= THE INPUT =
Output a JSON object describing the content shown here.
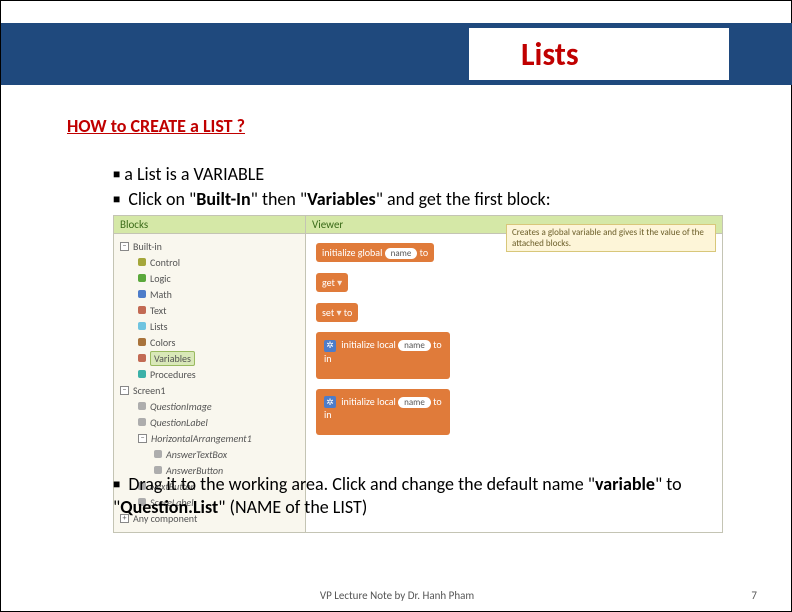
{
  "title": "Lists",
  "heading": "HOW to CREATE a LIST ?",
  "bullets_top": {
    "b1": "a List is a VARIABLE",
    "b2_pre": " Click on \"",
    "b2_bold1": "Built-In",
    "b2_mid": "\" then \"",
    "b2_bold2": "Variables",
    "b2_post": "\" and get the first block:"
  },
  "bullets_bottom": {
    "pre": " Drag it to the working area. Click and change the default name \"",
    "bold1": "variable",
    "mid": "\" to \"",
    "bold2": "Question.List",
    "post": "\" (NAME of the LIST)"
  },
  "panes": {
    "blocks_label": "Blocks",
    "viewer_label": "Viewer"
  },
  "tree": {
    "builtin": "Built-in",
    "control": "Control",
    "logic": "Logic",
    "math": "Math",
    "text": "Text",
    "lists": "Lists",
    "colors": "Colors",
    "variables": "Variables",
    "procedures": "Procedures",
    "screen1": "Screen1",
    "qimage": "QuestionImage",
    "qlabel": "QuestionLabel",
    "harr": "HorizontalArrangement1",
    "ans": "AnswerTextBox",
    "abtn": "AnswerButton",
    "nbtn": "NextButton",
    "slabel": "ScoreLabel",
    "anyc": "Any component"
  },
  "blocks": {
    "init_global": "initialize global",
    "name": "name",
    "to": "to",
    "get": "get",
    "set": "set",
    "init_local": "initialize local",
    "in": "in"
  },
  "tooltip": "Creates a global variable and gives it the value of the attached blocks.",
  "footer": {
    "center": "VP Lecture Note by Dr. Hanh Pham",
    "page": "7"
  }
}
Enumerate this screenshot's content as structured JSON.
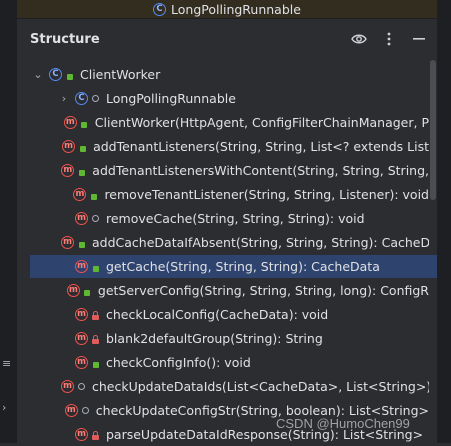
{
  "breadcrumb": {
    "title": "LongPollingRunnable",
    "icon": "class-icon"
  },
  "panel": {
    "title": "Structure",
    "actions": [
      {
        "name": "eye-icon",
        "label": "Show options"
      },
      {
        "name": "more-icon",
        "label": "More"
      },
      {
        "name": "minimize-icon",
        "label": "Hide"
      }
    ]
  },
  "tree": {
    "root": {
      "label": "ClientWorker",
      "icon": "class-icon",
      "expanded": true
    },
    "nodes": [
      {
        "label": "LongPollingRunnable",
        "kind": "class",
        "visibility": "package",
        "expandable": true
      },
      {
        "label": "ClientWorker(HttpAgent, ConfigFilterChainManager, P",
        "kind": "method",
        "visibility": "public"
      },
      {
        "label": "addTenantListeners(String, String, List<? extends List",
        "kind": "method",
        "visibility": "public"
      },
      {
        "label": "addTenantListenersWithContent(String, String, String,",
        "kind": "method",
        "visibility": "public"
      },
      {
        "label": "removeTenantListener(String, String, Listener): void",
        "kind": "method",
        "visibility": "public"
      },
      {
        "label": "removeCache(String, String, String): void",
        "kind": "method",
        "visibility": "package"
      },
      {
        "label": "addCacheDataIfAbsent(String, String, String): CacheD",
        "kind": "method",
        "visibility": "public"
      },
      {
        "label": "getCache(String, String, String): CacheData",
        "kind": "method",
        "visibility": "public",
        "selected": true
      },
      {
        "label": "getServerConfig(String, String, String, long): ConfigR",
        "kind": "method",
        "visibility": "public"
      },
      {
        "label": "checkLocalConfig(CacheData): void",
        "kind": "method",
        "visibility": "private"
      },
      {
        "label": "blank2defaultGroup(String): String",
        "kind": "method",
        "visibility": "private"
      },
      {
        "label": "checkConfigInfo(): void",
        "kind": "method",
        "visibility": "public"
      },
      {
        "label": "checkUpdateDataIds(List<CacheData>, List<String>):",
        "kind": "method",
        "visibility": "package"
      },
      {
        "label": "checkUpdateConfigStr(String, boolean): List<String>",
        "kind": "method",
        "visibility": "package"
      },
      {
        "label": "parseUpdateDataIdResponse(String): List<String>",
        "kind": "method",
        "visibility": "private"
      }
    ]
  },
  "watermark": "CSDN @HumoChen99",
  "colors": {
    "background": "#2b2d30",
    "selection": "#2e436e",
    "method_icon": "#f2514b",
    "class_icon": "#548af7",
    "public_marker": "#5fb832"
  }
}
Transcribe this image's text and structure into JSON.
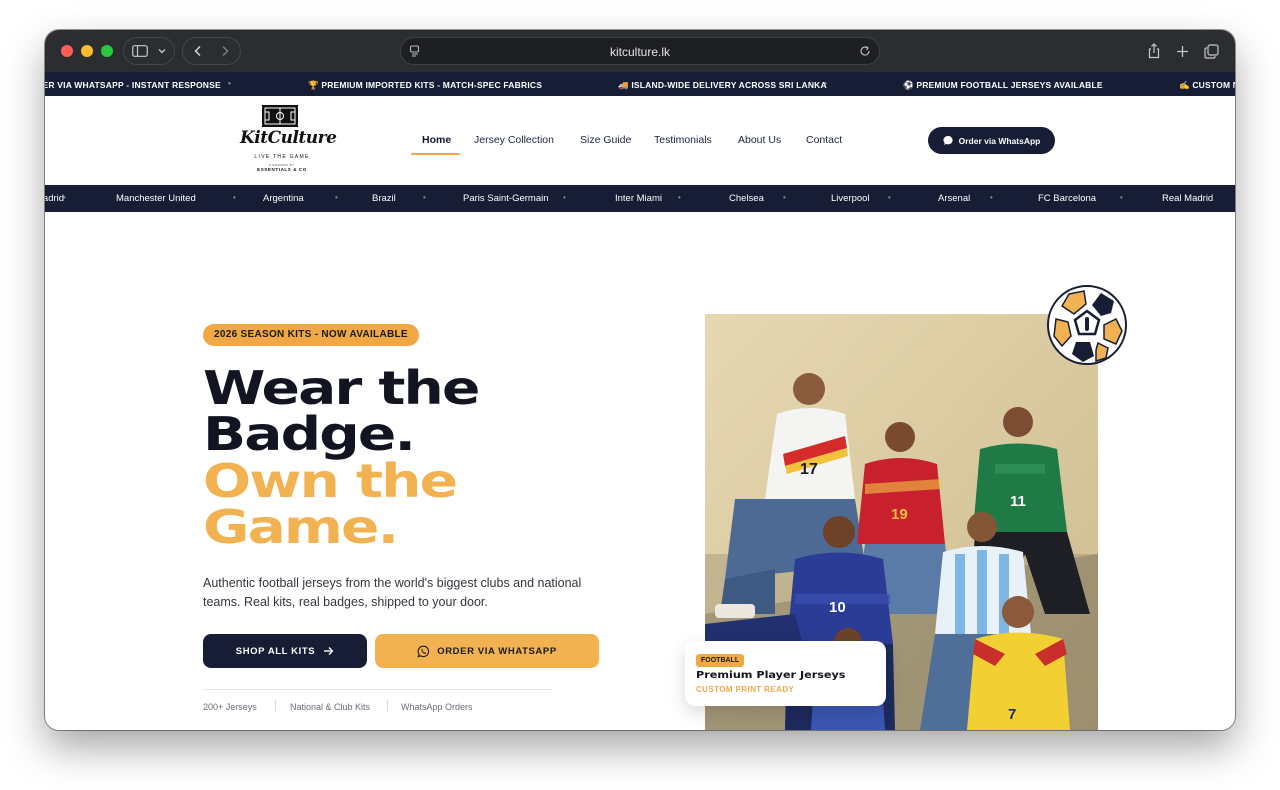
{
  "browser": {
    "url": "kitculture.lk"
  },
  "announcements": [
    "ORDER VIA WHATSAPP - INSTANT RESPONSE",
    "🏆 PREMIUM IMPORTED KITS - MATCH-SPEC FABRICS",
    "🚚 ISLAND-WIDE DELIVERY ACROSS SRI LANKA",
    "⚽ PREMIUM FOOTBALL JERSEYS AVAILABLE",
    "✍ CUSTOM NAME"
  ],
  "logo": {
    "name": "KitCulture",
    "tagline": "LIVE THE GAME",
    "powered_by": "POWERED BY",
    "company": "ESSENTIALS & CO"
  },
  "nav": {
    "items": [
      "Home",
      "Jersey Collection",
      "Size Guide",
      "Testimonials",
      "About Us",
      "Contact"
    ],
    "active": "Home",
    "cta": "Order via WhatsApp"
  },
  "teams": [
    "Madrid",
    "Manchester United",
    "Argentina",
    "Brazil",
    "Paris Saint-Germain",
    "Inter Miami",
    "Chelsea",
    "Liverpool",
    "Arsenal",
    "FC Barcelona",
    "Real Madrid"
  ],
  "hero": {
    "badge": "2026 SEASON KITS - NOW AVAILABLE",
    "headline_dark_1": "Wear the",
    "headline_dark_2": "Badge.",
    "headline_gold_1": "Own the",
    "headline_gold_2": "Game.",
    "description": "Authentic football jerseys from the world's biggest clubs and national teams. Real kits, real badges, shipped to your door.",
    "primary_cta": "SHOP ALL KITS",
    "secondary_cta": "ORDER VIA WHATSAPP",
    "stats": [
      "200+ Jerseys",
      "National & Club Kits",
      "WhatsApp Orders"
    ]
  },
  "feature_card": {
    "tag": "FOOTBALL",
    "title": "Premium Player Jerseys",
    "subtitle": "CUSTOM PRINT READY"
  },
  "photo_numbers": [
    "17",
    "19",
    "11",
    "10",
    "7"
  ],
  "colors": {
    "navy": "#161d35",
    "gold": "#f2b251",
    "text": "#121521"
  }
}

= GIVEN EXERCISE =
Quote the data exactly, leaving every image out of the copy.

= TASK RESULT =
Output a JSON object describing the content shown here.
{
  "title": "Lists",
  "heading": "HOW to CREATE a LIST ?",
  "bullets_top": {
    "b1": "a List is a VARIABLE",
    "b2_pre": " Click on \"",
    "b2_bold1": "Built-In",
    "b2_mid": "\" then \"",
    "b2_bold2": "Variables",
    "b2_post": "\" and get the first block:"
  },
  "bullets_bottom": {
    "pre": " Drag it to the working area. Click and change the default name \"",
    "bold1": "variable",
    "mid": "\" to \"",
    "bold2": "Question.List",
    "post": "\" (NAME of the LIST)"
  },
  "panes": {
    "blocks_label": "Blocks",
    "viewer_label": "Viewer"
  },
  "tree": {
    "builtin": "Built-in",
    "control": "Control",
    "logic": "Logic",
    "math": "Math",
    "text": "Text",
    "lists": "Lists",
    "colors": "Colors",
    "variables": "Variables",
    "procedures": "Procedures",
    "screen1": "Screen1",
    "qimage": "QuestionImage",
    "qlabel": "QuestionLabel",
    "harr": "HorizontalArrangement1",
    "ans": "AnswerTextBox",
    "abtn": "AnswerButton",
    "nbtn": "NextButton",
    "slabel": "ScoreLabel",
    "anyc": "Any component"
  },
  "blocks": {
    "init_global": "initialize global",
    "name": "name",
    "to": "to",
    "get": "get",
    "set": "set",
    "init_local": "initialize local",
    "in": "in"
  },
  "tooltip": "Creates a global variable and gives it the value of the attached blocks.",
  "footer": {
    "center": "VP Lecture Note by Dr. Hanh Pham",
    "page": "7"
  }
}
Enumerate this screenshot's content as structured JSON.
{
  "breadcrumb": {
    "title": "LongPollingRunnable",
    "icon": "class-icon"
  },
  "panel": {
    "title": "Structure",
    "actions": [
      {
        "name": "eye-icon",
        "label": "Show options"
      },
      {
        "name": "more-icon",
        "label": "More"
      },
      {
        "name": "minimize-icon",
        "label": "Hide"
      }
    ]
  },
  "tree": {
    "root": {
      "label": "ClientWorker",
      "icon": "class-icon",
      "expanded": true
    },
    "nodes": [
      {
        "label": "LongPollingRunnable",
        "kind": "class",
        "visibility": "package",
        "expandable": true
      },
      {
        "label": "ClientWorker(HttpAgent, ConfigFilterChainManager, P",
        "kind": "method",
        "visibility": "public"
      },
      {
        "label": "addTenantListeners(String, String, List<? extends List",
        "kind": "method",
        "visibility": "public"
      },
      {
        "label": "addTenantListenersWithContent(String, String, String,",
        "kind": "method",
        "visibility": "public"
      },
      {
        "label": "removeTenantListener(String, String, Listener): void",
        "kind": "method",
        "visibility": "public"
      },
      {
        "label": "removeCache(String, String, String): void",
        "kind": "method",
        "visibility": "package"
      },
      {
        "label": "addCacheDataIfAbsent(String, String, String): CacheD",
        "kind": "method",
        "visibility": "public"
      },
      {
        "label": "getCache(String, String, String): CacheData",
        "kind": "method",
        "visibility": "public",
        "selected": true
      },
      {
        "label": "getServerConfig(String, String, String, long): ConfigR",
        "kind": "method",
        "visibility": "public"
      },
      {
        "label": "checkLocalConfig(CacheData): void",
        "kind": "method",
        "visibility": "private"
      },
      {
        "label": "blank2defaultGroup(String): String",
        "kind": "method",
        "visibility": "private"
      },
      {
        "label": "checkConfigInfo(): void",
        "kind": "method",
        "visibility": "public"
      },
      {
        "label": "checkUpdateDataIds(List<CacheData>, List<String>):",
        "kind": "method",
        "visibility": "package"
      },
      {
        "label": "checkUpdateConfigStr(String, boolean): List<String>",
        "kind": "method",
        "visibility": "package"
      },
      {
        "label": "parseUpdateDataIdResponse(String): List<String>",
        "kind": "method",
        "visibility": "private"
      }
    ]
  },
  "watermark": "CSDN @HumoChen99",
  "colors": {
    "background": "#2b2d30",
    "selection": "#2e436e",
    "method_icon": "#f2514b",
    "class_icon": "#548af7",
    "public_marker": "#5fb832"
  }
}
Transcribe this image's text and structure into JSON.
{
  "browser": {
    "url": "kitculture.lk"
  },
  "announcements": [
    "ORDER VIA WHATSAPP - INSTANT RESPONSE",
    "🏆 PREMIUM IMPORTED KITS - MATCH-SPEC FABRICS",
    "🚚 ISLAND-WIDE DELIVERY ACROSS SRI LANKA",
    "⚽ PREMIUM FOOTBALL JERSEYS AVAILABLE",
    "✍ CUSTOM NAME"
  ],
  "logo": {
    "name": "KitCulture",
    "tagline": "LIVE THE GAME",
    "powered_by": "POWERED BY",
    "company": "ESSENTIALS & CO"
  },
  "nav": {
    "items": [
      "Home",
      "Jersey Collection",
      "Size Guide",
      "Testimonials",
      "About Us",
      "Contact"
    ],
    "active": "Home",
    "cta": "Order via WhatsApp"
  },
  "teams": [
    "Madrid",
    "Manchester United",
    "Argentina",
    "Brazil",
    "Paris Saint-Germain",
    "Inter Miami",
    "Chelsea",
    "Liverpool",
    "Arsenal",
    "FC Barcelona",
    "Real Madrid"
  ],
  "hero": {
    "badge": "2026 SEASON KITS - NOW AVAILABLE",
    "headline_dark_1": "Wear the",
    "headline_dark_2": "Badge.",
    "headline_gold_1": "Own the",
    "headline_gold_2": "Game.",
    "description": "Authentic football jerseys from the world's biggest clubs and national teams. Real kits, real badges, shipped to your door.",
    "primary_cta": "SHOP ALL KITS",
    "secondary_cta": "ORDER VIA WHATSAPP",
    "stats": [
      "200+ Jerseys",
      "National & Club Kits",
      "WhatsApp Orders"
    ]
  },
  "feature_card": {
    "tag": "FOOTBALL",
    "title": "Premium Player Jerseys",
    "subtitle": "CUSTOM PRINT READY"
  },
  "photo_numbers": [
    "17",
    "19",
    "11",
    "10",
    "7"
  ],
  "colors": {
    "navy": "#161d35",
    "gold": "#f2b251",
    "text": "#121521"
  }
}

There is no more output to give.